## EXTRACTED MATERIAL
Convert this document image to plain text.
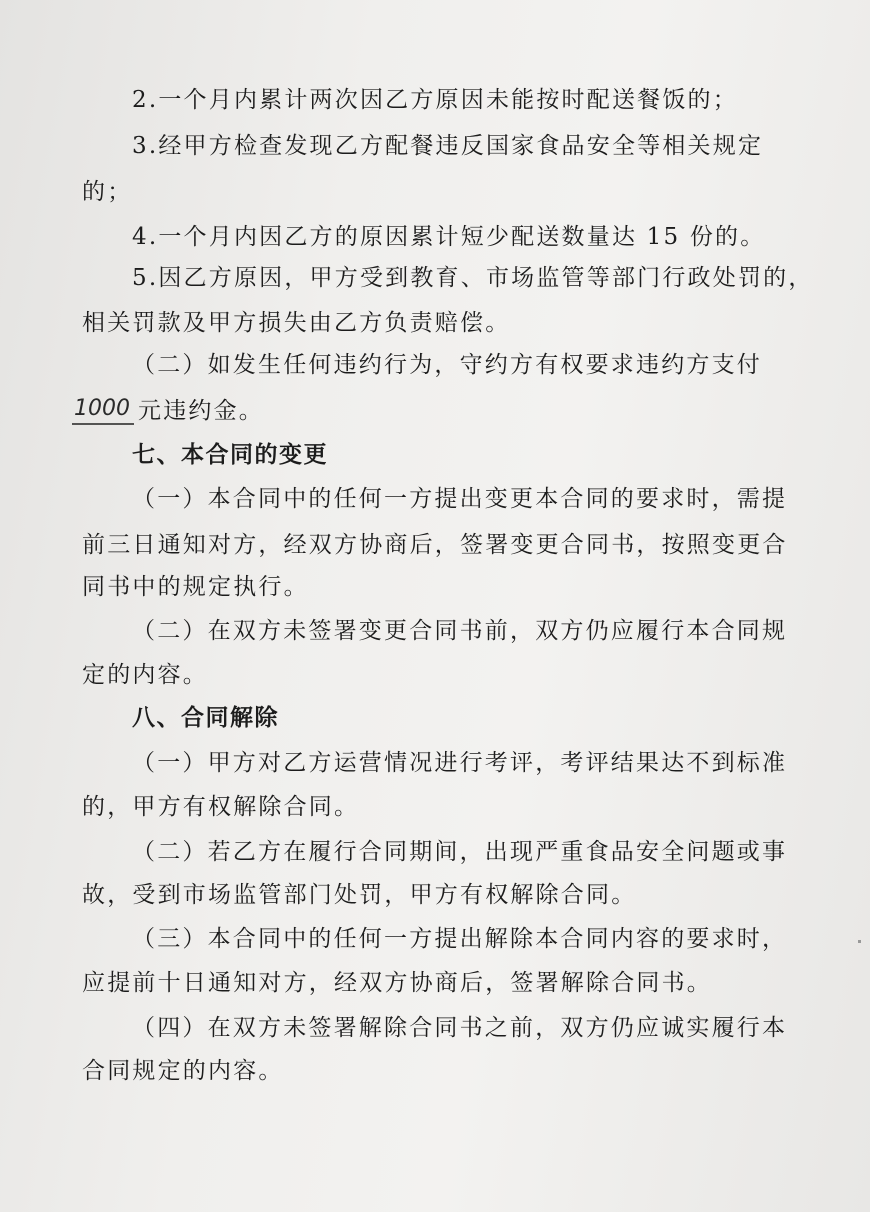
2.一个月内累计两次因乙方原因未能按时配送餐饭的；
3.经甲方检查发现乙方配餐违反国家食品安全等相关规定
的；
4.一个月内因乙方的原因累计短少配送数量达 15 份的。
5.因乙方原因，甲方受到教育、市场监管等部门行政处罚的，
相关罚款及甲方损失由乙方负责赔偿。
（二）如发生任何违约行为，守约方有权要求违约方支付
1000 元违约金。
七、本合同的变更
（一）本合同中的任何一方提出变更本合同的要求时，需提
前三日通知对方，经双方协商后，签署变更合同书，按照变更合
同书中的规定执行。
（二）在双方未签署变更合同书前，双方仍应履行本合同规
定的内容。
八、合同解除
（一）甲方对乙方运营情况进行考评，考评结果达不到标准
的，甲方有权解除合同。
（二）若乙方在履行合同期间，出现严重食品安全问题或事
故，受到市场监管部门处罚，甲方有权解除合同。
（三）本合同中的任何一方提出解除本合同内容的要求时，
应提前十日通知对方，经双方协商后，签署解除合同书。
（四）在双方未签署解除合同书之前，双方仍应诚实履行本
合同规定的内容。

## GIVEN EXERCISE
Your job is to transcribe the entries above exactly; skip the pictures.

## RESULT OF THIS EXERCISE
Convert this document image to plain text.
2.一个月内累计两次因乙方原因未能按时配送餐饭的；
3.经甲方检查发现乙方配餐违反国家食品安全等相关规定
的；
4.一个月内因乙方的原因累计短少配送数量达 15 份的。
5.因乙方原因，甲方受到教育、市场监管等部门行政处罚的，
相关罚款及甲方损失由乙方负责赔偿。
（二）如发生任何违约行为，守约方有权要求违约方支付
1000 元违约金。
七、本合同的变更
（一）本合同中的任何一方提出变更本合同的要求时，需提
前三日通知对方，经双方协商后，签署变更合同书，按照变更合
同书中的规定执行。
（二）在双方未签署变更合同书前，双方仍应履行本合同规
定的内容。
八、合同解除
（一）甲方对乙方运营情况进行考评，考评结果达不到标准
的，甲方有权解除合同。
（二）若乙方在履行合同期间，出现严重食品安全问题或事
故，受到市场监管部门处罚，甲方有权解除合同。
（三）本合同中的任何一方提出解除本合同内容的要求时，
应提前十日通知对方，经双方协商后，签署解除合同书。
（四）在双方未签署解除合同书之前，双方仍应诚实履行本
合同规定的内容。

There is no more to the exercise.